DATA UNDER STUDY
==============================

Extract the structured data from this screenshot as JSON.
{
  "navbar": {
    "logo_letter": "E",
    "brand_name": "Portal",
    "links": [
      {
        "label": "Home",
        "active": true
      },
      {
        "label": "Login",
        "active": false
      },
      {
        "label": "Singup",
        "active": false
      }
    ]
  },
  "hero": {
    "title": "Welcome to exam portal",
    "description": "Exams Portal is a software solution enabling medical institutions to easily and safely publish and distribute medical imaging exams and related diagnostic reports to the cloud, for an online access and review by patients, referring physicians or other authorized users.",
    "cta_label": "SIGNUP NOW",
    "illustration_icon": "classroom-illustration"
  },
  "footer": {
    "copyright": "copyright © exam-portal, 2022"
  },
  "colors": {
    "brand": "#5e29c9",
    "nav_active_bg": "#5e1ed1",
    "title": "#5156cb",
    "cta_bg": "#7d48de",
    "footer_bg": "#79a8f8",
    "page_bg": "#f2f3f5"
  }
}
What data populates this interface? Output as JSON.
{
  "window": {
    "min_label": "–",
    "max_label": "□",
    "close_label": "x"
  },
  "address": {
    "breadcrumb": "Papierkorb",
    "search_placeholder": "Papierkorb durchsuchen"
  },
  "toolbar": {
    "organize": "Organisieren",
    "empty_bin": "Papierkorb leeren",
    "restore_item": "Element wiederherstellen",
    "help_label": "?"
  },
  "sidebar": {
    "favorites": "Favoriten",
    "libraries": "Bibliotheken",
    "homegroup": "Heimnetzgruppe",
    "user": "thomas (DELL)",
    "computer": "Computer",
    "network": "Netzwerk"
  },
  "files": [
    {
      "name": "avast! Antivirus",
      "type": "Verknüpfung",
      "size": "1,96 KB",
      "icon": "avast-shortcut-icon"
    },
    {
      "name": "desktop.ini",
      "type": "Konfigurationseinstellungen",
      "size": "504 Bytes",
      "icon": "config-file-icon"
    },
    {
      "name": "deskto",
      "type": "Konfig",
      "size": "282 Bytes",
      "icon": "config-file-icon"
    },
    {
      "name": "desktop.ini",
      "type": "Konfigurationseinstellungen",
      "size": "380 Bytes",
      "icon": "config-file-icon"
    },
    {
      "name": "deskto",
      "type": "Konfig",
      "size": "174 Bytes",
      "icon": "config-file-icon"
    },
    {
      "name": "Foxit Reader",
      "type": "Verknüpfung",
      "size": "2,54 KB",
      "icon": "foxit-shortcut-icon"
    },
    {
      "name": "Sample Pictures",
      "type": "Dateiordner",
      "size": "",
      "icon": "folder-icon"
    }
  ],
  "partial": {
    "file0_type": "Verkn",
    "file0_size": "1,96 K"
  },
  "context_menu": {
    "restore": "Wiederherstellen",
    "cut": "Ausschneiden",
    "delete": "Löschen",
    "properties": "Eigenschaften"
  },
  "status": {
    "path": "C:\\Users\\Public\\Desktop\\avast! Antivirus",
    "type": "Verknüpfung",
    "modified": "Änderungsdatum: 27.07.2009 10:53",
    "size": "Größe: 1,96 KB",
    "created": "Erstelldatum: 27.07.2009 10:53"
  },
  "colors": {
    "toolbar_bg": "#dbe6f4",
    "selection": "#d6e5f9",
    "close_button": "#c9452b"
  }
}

==============================

Send back all the records above word for word.

Extract the structured data from this screenshot as JSON.
{
  "navbar": {
    "logo_letter": "E",
    "brand_name": "Portal",
    "links": [
      {
        "label": "Home",
        "active": true
      },
      {
        "label": "Login",
        "active": false
      },
      {
        "label": "Singup",
        "active": false
      }
    ]
  },
  "hero": {
    "title": "Welcome to exam portal",
    "description": "Exams Portal is a software solution enabling medical institutions to easily and safely publish and distribute medical imaging exams and related diagnostic reports to the cloud, for an online access and review by patients, referring physicians or other authorized users.",
    "cta_label": "SIGNUP NOW",
    "illustration_icon": "classroom-illustration"
  },
  "footer": {
    "copyright": "copyright © exam-portal, 2022"
  },
  "colors": {
    "brand": "#5e29c9",
    "nav_active_bg": "#5e1ed1",
    "title": "#5156cb",
    "cta_bg": "#7d48de",
    "footer_bg": "#79a8f8",
    "page_bg": "#f2f3f5"
  }
}
What data populates this interface? Output as JSON.
{
  "window": {
    "min_label": "–",
    "max_label": "□",
    "close_label": "x"
  },
  "address": {
    "breadcrumb": "Papierkorb",
    "search_placeholder": "Papierkorb durchsuchen"
  },
  "toolbar": {
    "organize": "Organisieren",
    "empty_bin": "Papierkorb leeren",
    "restore_item": "Element wiederherstellen",
    "help_label": "?"
  },
  "sidebar": {
    "favorites": "Favoriten",
    "libraries": "Bibliotheken",
    "homegroup": "Heimnetzgruppe",
    "user": "thomas (DELL)",
    "computer": "Computer",
    "network": "Netzwerk"
  },
  "files": [
    {
      "name": "avast! Antivirus",
      "type": "Verknüpfung",
      "size": "1,96 KB",
      "icon": "avast-shortcut-icon"
    },
    {
      "name": "desktop.ini",
      "type": "Konfigurationseinstellungen",
      "size": "504 Bytes",
      "icon": "config-file-icon"
    },
    {
      "name": "deskto",
      "type": "Konfig",
      "size": "282 Bytes",
      "icon": "config-file-icon"
    },
    {
      "name": "desktop.ini",
      "type": "Konfigurationseinstellungen",
      "size": "380 Bytes",
      "icon": "config-file-icon"
    },
    {
      "name": "deskto",
      "type": "Konfig",
      "size": "174 Bytes",
      "icon": "config-file-icon"
    },
    {
      "name": "Foxit Reader",
      "type": "Verknüpfung",
      "size": "2,54 KB",
      "icon": "foxit-shortcut-icon"
    },
    {
      "name": "Sample Pictures",
      "type": "Dateiordner",
      "size": "",
      "icon": "folder-icon"
    }
  ],
  "partial": {
    "file0_type": "Verkn",
    "file0_size": "1,96 K"
  },
  "context_menu": {
    "restore": "Wiederherstellen",
    "cut": "Ausschneiden",
    "delete": "Löschen",
    "properties": "Eigenschaften"
  },
  "status": {
    "path": "C:\\Users\\Public\\Desktop\\avast! Antivirus",
    "type": "Verknüpfung",
    "modified": "Änderungsdatum: 27.07.2009 10:53",
    "size": "Größe: 1,96 KB",
    "created": "Erstelldatum: 27.07.2009 10:53"
  },
  "colors": {
    "toolbar_bg": "#dbe6f4",
    "selection": "#d6e5f9",
    "close_button": "#c9452b"
  }
}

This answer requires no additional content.